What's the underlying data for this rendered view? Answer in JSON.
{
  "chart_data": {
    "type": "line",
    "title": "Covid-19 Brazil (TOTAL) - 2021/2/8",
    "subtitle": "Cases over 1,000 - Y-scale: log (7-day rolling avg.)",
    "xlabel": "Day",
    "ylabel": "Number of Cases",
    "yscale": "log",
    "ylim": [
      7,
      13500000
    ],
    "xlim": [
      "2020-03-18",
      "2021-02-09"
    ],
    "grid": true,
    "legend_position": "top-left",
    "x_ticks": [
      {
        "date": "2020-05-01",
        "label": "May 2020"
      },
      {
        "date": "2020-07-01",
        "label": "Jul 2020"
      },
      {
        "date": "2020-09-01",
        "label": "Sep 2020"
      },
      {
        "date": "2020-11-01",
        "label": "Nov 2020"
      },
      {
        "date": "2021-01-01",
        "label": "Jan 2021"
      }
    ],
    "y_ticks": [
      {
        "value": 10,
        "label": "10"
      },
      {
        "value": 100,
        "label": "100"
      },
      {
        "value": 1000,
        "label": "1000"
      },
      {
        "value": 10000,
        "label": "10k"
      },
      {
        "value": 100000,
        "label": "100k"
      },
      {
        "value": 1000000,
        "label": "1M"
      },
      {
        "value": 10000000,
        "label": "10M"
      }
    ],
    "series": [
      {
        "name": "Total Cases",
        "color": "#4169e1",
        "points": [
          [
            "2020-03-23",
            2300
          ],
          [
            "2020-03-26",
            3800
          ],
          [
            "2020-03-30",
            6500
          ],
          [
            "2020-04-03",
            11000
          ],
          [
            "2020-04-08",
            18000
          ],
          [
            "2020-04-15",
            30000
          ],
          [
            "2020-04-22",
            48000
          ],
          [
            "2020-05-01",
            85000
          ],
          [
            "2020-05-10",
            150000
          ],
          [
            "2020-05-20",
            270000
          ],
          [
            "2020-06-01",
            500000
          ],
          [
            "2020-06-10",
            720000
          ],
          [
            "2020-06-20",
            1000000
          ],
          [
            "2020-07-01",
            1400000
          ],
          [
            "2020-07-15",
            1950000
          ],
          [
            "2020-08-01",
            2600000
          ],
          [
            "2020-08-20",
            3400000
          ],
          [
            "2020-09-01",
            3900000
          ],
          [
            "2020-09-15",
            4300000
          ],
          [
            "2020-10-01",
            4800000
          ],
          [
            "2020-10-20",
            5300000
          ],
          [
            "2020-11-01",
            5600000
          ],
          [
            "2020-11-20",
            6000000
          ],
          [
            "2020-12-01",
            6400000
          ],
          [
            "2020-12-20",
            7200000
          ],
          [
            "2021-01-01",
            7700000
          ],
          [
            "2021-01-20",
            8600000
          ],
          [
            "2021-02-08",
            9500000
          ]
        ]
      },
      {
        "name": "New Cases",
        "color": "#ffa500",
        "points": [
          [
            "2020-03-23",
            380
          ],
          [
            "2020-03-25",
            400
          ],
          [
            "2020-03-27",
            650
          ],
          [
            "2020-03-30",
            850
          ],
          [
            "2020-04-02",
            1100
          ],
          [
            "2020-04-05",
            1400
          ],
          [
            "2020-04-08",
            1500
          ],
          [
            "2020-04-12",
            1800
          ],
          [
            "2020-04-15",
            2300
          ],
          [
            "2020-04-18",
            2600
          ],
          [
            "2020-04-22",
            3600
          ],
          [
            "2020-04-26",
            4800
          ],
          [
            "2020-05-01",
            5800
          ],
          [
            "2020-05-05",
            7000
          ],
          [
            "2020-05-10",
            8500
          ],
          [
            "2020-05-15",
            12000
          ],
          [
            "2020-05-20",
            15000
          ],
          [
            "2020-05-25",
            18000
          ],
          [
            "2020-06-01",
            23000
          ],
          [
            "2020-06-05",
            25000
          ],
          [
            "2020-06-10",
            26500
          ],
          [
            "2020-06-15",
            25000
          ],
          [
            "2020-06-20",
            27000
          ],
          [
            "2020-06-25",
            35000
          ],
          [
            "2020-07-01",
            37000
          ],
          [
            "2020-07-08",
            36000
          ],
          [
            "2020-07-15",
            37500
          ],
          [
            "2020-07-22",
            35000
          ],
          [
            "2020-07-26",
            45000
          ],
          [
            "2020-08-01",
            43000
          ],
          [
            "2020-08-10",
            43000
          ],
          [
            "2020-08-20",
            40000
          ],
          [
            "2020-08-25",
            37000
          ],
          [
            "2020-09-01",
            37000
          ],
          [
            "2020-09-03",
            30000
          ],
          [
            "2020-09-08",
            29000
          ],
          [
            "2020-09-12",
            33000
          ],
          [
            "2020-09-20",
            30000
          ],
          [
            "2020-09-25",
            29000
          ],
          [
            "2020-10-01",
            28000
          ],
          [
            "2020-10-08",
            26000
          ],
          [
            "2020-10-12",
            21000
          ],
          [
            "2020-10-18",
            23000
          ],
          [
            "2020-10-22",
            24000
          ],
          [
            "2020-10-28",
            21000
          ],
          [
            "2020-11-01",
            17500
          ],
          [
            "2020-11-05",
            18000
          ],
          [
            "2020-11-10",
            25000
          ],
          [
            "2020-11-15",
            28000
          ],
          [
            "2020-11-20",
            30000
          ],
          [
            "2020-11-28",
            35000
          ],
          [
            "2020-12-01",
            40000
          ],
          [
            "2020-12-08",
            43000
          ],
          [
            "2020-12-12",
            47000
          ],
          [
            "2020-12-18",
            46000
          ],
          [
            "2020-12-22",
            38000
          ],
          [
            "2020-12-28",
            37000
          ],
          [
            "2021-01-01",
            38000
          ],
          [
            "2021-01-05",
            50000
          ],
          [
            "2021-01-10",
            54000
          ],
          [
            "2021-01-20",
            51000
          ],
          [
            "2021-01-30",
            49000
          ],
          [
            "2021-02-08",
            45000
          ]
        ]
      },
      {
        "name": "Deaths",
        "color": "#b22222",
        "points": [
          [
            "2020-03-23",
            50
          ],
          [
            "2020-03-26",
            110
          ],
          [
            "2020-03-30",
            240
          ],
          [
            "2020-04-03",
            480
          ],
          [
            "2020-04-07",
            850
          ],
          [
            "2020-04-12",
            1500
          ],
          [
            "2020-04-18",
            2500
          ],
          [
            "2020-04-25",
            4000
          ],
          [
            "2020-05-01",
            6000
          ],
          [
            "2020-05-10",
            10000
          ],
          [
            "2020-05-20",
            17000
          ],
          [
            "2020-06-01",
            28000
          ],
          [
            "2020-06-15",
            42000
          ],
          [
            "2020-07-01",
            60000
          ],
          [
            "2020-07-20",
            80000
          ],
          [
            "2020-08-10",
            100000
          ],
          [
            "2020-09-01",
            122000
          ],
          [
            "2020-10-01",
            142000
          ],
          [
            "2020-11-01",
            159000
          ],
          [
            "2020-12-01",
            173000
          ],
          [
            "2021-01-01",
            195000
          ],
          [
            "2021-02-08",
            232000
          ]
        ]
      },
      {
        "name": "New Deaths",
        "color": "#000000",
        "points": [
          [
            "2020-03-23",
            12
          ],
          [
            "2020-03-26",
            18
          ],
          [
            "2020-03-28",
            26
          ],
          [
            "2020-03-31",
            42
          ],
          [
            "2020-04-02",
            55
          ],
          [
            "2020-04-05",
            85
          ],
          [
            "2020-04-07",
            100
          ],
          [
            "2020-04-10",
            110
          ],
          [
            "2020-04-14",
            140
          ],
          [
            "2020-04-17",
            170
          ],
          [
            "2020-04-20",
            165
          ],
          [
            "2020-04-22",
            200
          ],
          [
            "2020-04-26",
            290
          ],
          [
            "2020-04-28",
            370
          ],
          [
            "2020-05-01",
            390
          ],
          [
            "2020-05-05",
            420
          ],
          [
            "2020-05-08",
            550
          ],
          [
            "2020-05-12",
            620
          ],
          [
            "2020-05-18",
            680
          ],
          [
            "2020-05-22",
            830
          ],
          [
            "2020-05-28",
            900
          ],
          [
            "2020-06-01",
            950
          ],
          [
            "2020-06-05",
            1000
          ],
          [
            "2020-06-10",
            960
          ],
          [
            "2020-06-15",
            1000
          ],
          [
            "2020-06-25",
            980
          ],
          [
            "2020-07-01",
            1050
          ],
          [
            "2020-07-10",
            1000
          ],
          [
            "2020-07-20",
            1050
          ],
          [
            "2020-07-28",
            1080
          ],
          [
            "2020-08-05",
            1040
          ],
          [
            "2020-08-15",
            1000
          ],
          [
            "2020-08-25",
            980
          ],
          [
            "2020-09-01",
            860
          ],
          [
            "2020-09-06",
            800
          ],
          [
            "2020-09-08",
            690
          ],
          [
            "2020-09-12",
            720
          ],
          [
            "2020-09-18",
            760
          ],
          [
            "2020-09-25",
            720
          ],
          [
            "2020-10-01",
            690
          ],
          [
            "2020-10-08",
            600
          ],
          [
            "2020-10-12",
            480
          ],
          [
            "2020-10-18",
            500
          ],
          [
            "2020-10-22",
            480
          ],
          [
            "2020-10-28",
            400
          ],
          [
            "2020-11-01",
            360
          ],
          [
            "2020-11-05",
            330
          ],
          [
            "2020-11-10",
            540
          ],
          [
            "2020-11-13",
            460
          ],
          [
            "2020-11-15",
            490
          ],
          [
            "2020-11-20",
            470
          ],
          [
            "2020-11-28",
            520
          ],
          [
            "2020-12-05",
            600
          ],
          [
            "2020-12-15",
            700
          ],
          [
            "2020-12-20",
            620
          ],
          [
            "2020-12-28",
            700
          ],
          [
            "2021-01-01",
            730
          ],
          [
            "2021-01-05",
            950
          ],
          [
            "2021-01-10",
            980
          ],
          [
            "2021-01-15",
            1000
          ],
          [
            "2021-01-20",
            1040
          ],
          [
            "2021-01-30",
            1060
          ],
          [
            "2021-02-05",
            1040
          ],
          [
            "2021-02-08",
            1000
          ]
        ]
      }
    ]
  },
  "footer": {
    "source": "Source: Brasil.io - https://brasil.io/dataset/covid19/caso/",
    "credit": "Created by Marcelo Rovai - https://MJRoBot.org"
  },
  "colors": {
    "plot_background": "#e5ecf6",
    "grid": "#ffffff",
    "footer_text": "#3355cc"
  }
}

*****

__Exercise description__:
Identify and copy the lines holding the word "name".

__Answer to the problem__:
        "name": "Total Cases",
        "name": "New Cases",
        "name": "Deaths",
        "name": "New Deaths",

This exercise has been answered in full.